-- start of DATA SECTION --
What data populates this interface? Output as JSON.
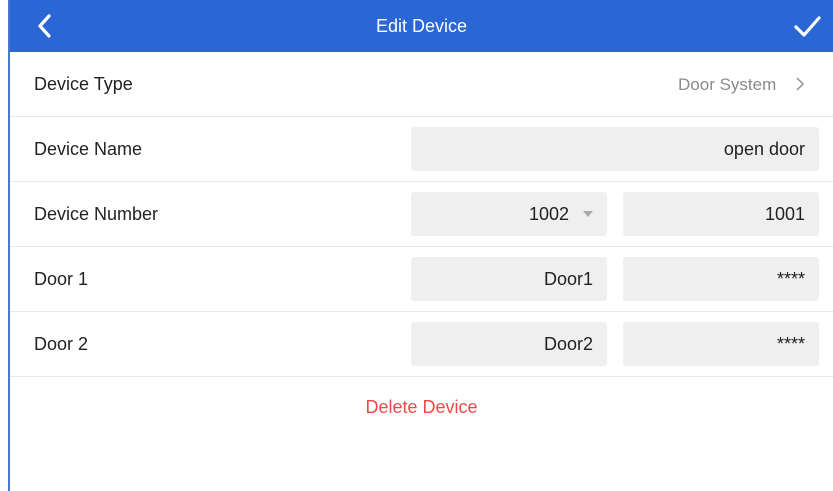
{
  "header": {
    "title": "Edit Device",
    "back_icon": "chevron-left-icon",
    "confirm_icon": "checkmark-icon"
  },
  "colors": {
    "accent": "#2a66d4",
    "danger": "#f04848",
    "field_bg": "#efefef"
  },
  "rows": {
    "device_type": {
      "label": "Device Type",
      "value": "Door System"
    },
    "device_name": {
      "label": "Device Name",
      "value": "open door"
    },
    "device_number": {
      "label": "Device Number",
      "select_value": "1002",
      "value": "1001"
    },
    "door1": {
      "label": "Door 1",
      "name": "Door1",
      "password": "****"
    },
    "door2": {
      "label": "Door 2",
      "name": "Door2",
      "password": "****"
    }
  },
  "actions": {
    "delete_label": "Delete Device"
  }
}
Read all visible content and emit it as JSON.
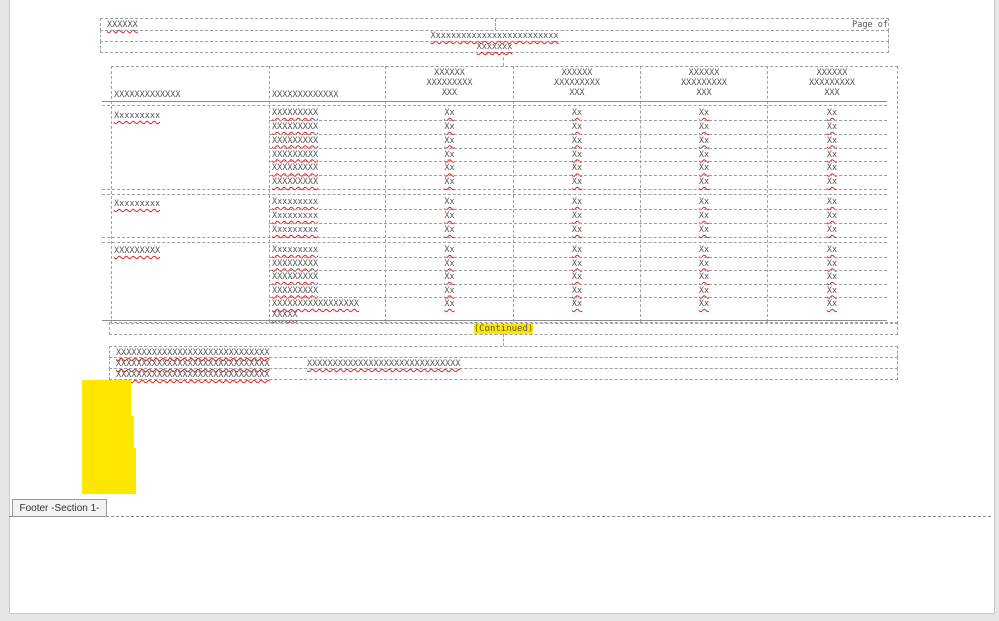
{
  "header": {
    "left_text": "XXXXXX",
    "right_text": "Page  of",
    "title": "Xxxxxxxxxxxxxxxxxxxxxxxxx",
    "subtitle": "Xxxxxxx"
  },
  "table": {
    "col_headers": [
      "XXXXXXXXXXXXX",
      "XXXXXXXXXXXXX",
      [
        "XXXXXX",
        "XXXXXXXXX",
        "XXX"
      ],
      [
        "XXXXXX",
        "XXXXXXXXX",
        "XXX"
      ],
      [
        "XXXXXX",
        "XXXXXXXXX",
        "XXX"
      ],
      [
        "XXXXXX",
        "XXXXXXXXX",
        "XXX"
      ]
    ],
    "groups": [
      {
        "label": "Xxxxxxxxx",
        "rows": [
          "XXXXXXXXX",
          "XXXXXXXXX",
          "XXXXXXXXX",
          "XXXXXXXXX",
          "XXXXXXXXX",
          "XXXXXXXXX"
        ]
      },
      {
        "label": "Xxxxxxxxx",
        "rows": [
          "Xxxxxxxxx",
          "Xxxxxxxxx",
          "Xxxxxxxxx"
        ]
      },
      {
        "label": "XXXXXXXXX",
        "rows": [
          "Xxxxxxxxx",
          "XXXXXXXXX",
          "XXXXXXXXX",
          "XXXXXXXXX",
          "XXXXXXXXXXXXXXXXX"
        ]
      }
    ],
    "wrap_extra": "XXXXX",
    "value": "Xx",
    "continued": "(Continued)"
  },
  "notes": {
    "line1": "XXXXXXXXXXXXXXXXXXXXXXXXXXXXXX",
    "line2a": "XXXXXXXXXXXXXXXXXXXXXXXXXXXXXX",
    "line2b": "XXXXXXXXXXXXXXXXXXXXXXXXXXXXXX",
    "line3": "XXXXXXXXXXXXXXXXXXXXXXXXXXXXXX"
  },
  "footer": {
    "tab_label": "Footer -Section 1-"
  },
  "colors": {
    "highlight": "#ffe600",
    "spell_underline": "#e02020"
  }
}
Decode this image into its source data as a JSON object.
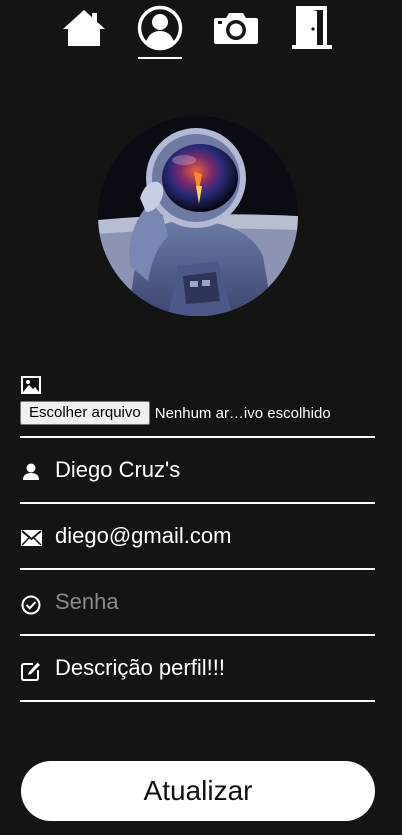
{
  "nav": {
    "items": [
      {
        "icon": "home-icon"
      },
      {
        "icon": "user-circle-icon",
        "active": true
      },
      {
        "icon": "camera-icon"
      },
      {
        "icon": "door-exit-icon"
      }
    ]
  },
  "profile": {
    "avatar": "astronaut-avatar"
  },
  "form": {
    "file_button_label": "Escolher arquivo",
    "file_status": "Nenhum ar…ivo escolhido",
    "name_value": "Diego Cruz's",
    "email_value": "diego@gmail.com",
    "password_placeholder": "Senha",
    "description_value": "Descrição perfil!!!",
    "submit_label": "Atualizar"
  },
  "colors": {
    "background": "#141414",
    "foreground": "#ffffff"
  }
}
-- end of DATA SECTION --
-- start of DATA SECTION --
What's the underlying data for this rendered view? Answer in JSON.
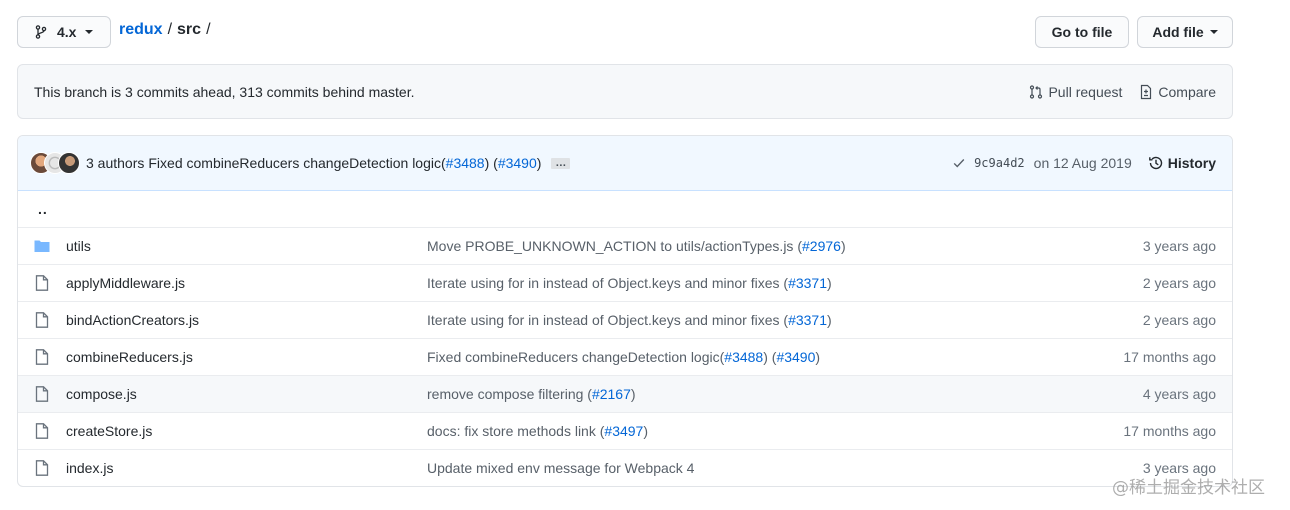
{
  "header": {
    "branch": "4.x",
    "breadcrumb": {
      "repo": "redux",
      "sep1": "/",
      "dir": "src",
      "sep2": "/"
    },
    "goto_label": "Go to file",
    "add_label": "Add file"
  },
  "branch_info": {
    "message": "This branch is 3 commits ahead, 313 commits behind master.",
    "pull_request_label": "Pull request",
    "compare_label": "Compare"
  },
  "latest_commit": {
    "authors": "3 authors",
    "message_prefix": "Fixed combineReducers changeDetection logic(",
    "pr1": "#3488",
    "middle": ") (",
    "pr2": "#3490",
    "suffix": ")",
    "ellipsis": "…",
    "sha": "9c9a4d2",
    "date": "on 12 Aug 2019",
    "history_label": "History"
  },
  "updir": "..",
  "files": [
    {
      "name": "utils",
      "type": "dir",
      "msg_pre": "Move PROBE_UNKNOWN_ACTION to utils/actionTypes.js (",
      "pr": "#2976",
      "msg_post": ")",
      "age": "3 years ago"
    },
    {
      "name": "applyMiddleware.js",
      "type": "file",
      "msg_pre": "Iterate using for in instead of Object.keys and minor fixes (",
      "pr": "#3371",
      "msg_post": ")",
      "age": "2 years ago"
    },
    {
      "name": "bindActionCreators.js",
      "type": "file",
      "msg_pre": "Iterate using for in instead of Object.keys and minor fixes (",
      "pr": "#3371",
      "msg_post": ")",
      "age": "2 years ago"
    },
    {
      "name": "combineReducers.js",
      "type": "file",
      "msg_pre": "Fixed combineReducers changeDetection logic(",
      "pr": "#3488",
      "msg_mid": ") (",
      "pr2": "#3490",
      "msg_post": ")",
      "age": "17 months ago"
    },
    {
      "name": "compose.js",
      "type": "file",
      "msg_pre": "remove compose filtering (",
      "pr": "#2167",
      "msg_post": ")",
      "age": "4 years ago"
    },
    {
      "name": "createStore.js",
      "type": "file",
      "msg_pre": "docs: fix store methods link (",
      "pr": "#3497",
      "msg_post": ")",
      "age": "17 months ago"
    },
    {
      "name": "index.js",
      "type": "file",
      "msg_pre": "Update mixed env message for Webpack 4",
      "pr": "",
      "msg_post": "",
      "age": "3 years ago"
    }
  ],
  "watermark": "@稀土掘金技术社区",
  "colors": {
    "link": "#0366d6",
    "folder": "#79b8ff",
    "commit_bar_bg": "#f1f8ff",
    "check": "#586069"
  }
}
-- end of DATA SECTION --
> [INSTRUCTIONS FOR THE TASK]
Work through the records line by line and tally those with the word "changeDetection". Report only the total.

> [COMPLETE RESPONSE]
2